Figure record listings:

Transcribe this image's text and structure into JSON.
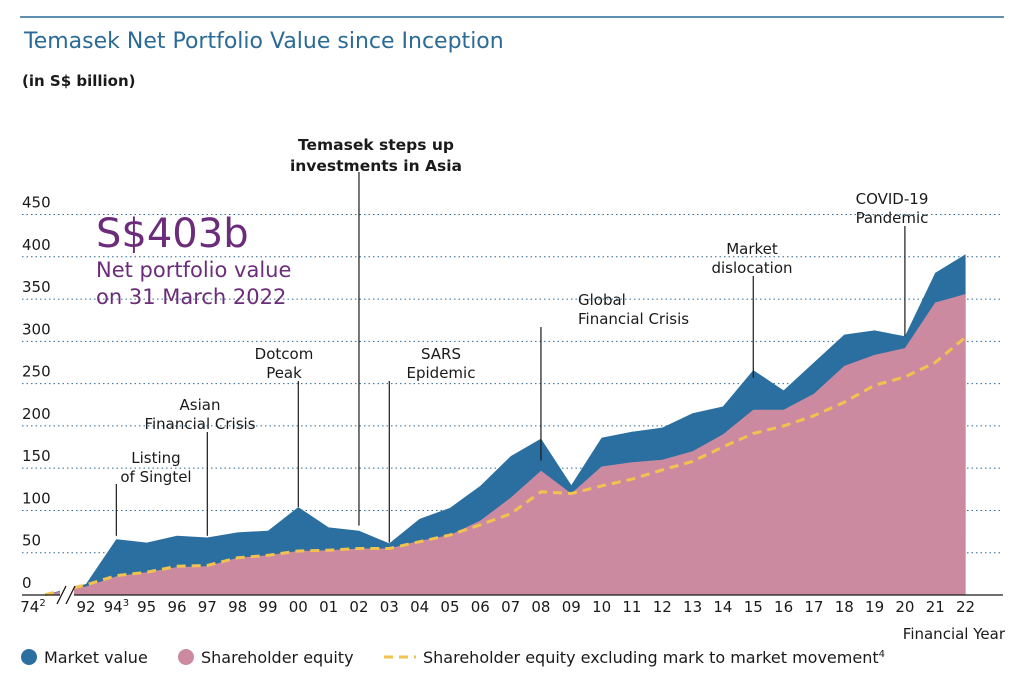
{
  "chart_data": {
    "type": "area",
    "title": "Temasek Net Portfolio Value since Inception",
    "ylabel": "(in S$ billion)",
    "xlabel": "Financial Year",
    "ylim": [
      0,
      450
    ],
    "yticks": [
      "0",
      "50",
      "100",
      "150",
      "200",
      "250",
      "300",
      "350",
      "400",
      "450"
    ],
    "categories": [
      "74",
      "92",
      "94",
      "95",
      "96",
      "97",
      "98",
      "99",
      "00",
      "01",
      "02",
      "03",
      "04",
      "05",
      "06",
      "07",
      "08",
      "09",
      "10",
      "11",
      "12",
      "13",
      "14",
      "15",
      "16",
      "17",
      "18",
      "19",
      "20",
      "21",
      "22"
    ],
    "category_footnotes": {
      "0": "2",
      "2": "3"
    },
    "series": [
      {
        "name": "Market value",
        "color": "#2a6fa0",
        "values": [
          0.4,
          13,
          66,
          62,
          70,
          68,
          74,
          76,
          104,
          80,
          76,
          61,
          90,
          103,
          129,
          164,
          185,
          130,
          186,
          193,
          198,
          215,
          223,
          266,
          242,
          275,
          308,
          313,
          306,
          381,
          403
        ]
      },
      {
        "name": "Shareholder equity",
        "color": "#cc8aa0",
        "values": [
          0.35,
          10,
          22,
          27,
          33,
          34,
          44,
          47,
          52,
          53,
          55,
          55,
          64,
          71,
          88,
          115,
          147,
          120,
          152,
          157,
          160,
          170,
          190,
          219,
          219,
          238,
          271,
          284,
          292,
          346,
          356
        ]
      },
      {
        "name": "Shareholder equity excluding mark to market movement",
        "color": "#f2c24f",
        "style": "dashed",
        "values": [
          0.35,
          12,
          23,
          27,
          34,
          35,
          44,
          47,
          52,
          53,
          55,
          55,
          63,
          71,
          83,
          96,
          122,
          120,
          129,
          137,
          148,
          158,
          175,
          191,
          200,
          212,
          228,
          248,
          258,
          275,
          305
        ]
      }
    ],
    "legend_footnote": "4",
    "legend_position": "bottom",
    "grid": "horizontal dotted",
    "axis_break": "between 74 and 92",
    "callout": {
      "value": "S$403b",
      "line1": "Net portfolio value",
      "line2": "on 31 March 2022"
    },
    "annotations": [
      {
        "lines": [
          "Listing",
          "of Singtel"
        ],
        "x": "94"
      },
      {
        "lines": [
          "Asian",
          "Financial Crisis"
        ],
        "x": "97"
      },
      {
        "lines": [
          "Dotcom",
          "Peak"
        ],
        "x": "00"
      },
      {
        "lines": [
          "Temasek steps up",
          "investments in Asia"
        ],
        "x": "02",
        "bold": true
      },
      {
        "lines": [
          "SARS",
          "Epidemic"
        ],
        "x": "03"
      },
      {
        "lines": [
          "Global",
          "Financial Crisis"
        ],
        "x": "08"
      },
      {
        "lines": [
          "Market",
          "dislocation"
        ],
        "x": "15"
      },
      {
        "lines": [
          "COVID-19",
          "Pandemic"
        ],
        "x": "20"
      }
    ]
  }
}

- _WRITTEN INSTRUCTION_
Choose all lines containing the string "Temasek" and copy them out.

- _WRITTEN RESPONSE_
    "title": "Temasek Net Portfolio Value since Inception",
          "Temasek steps up",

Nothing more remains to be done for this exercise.